- The data:
>>>>>
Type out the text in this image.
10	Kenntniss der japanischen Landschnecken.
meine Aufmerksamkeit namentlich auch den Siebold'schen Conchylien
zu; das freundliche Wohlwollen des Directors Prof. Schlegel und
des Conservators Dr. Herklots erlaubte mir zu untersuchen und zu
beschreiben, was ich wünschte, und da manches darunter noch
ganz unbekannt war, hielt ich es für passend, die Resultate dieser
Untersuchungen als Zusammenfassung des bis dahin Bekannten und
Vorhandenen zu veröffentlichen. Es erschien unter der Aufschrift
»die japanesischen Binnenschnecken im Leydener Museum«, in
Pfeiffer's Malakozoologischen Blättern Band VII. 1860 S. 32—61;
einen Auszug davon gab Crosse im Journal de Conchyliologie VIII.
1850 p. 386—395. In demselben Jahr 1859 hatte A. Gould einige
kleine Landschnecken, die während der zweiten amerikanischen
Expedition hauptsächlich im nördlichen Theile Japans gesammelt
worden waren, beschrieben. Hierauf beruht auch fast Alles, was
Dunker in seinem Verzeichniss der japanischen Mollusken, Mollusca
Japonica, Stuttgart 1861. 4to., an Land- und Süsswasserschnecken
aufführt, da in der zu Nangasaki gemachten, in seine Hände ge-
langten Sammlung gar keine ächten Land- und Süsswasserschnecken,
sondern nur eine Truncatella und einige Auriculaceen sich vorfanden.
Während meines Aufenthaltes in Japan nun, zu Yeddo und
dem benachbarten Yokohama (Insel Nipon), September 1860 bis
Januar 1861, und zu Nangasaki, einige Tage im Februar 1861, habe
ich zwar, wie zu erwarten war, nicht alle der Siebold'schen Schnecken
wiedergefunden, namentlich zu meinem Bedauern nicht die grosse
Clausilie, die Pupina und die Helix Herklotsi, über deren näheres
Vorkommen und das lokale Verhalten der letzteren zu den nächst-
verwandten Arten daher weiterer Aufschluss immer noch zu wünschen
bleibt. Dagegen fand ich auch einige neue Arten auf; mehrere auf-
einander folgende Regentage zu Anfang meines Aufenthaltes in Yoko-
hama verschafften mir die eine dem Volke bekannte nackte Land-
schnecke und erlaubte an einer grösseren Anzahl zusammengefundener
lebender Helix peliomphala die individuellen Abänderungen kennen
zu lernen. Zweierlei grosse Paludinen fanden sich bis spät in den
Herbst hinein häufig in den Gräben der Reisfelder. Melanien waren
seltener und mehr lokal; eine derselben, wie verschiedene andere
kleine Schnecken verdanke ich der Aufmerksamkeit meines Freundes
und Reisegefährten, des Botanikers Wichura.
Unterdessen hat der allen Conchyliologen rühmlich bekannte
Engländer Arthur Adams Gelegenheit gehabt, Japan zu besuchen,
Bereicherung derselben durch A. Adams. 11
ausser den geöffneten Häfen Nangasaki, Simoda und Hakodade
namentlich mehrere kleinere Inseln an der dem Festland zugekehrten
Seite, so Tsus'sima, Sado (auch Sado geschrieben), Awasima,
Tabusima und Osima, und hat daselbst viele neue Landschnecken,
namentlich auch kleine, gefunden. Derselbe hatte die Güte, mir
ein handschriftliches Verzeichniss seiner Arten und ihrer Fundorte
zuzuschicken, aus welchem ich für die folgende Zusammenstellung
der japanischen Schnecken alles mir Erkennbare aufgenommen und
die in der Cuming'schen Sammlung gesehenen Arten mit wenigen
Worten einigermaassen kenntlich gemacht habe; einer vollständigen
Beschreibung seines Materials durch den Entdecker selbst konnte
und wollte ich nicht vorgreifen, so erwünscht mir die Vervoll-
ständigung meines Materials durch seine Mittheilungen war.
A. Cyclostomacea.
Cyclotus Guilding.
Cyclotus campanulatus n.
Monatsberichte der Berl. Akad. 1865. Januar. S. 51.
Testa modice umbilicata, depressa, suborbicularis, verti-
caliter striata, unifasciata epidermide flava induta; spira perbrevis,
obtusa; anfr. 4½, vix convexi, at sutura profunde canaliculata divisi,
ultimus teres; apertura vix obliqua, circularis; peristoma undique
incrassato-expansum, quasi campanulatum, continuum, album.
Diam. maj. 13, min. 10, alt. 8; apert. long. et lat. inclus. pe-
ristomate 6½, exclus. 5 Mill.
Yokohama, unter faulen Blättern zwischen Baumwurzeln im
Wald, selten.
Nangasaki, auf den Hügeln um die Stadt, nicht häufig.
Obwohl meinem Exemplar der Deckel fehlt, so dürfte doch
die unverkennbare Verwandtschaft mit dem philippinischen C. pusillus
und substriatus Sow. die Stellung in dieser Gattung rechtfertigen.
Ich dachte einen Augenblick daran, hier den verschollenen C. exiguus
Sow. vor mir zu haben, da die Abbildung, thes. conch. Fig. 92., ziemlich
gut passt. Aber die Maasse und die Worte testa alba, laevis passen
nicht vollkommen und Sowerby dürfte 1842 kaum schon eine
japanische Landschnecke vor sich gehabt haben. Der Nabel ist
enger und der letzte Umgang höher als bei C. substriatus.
<<<<<
>>>>>
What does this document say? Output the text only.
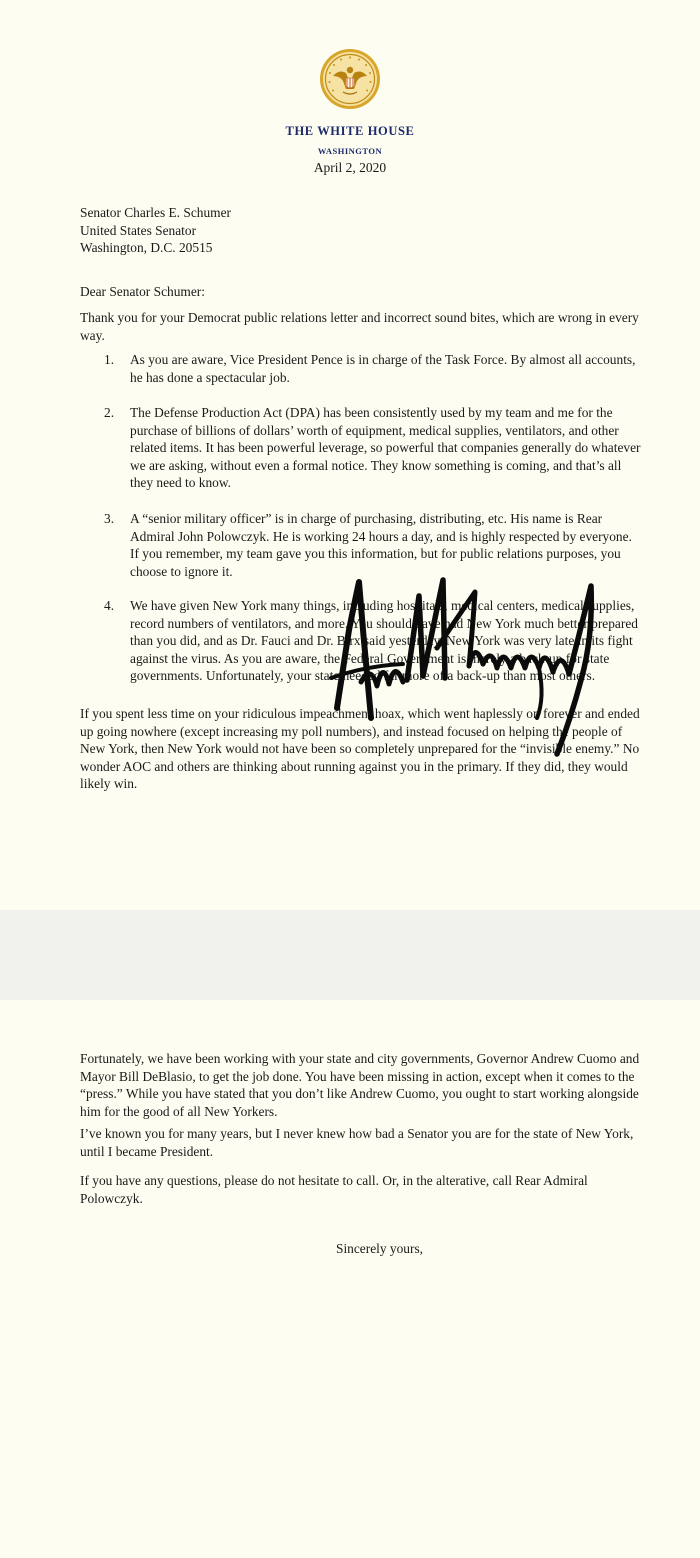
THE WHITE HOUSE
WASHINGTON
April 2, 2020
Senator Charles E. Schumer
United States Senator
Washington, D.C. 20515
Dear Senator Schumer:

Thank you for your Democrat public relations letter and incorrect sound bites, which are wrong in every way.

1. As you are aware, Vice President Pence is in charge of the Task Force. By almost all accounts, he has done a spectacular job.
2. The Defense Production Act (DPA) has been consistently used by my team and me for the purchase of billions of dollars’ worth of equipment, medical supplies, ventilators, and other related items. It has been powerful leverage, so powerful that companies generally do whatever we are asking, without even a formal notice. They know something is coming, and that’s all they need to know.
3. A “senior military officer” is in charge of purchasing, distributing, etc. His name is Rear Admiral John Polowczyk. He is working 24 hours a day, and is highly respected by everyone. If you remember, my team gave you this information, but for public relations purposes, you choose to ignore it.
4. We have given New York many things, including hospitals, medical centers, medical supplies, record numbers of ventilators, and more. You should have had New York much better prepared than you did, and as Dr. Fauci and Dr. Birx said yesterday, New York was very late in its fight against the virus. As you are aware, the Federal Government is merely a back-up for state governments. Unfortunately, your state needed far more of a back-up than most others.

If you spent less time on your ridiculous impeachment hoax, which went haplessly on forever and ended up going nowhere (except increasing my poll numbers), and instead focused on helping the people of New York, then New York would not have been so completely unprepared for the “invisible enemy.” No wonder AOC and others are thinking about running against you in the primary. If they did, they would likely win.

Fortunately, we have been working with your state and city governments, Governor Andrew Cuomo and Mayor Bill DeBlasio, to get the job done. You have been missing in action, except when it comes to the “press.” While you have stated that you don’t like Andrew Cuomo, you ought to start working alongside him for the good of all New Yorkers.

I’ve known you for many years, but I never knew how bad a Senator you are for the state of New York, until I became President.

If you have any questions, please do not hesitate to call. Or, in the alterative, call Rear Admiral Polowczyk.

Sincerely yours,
<<<<<
- Problem description: The lines that mention the word "meines" should be pulled from the records above.

- Response to this task:
Während meines Aufenthaltes in Japan nun, zu Yeddo und
einander folgende Regentage zu Anfang meines Aufenthaltes in Yoko-
kleine Schnecken verdanke ich der Aufmerksamkeit meines Freundes
ständigung meines Materials durch seine Mittheilungen war.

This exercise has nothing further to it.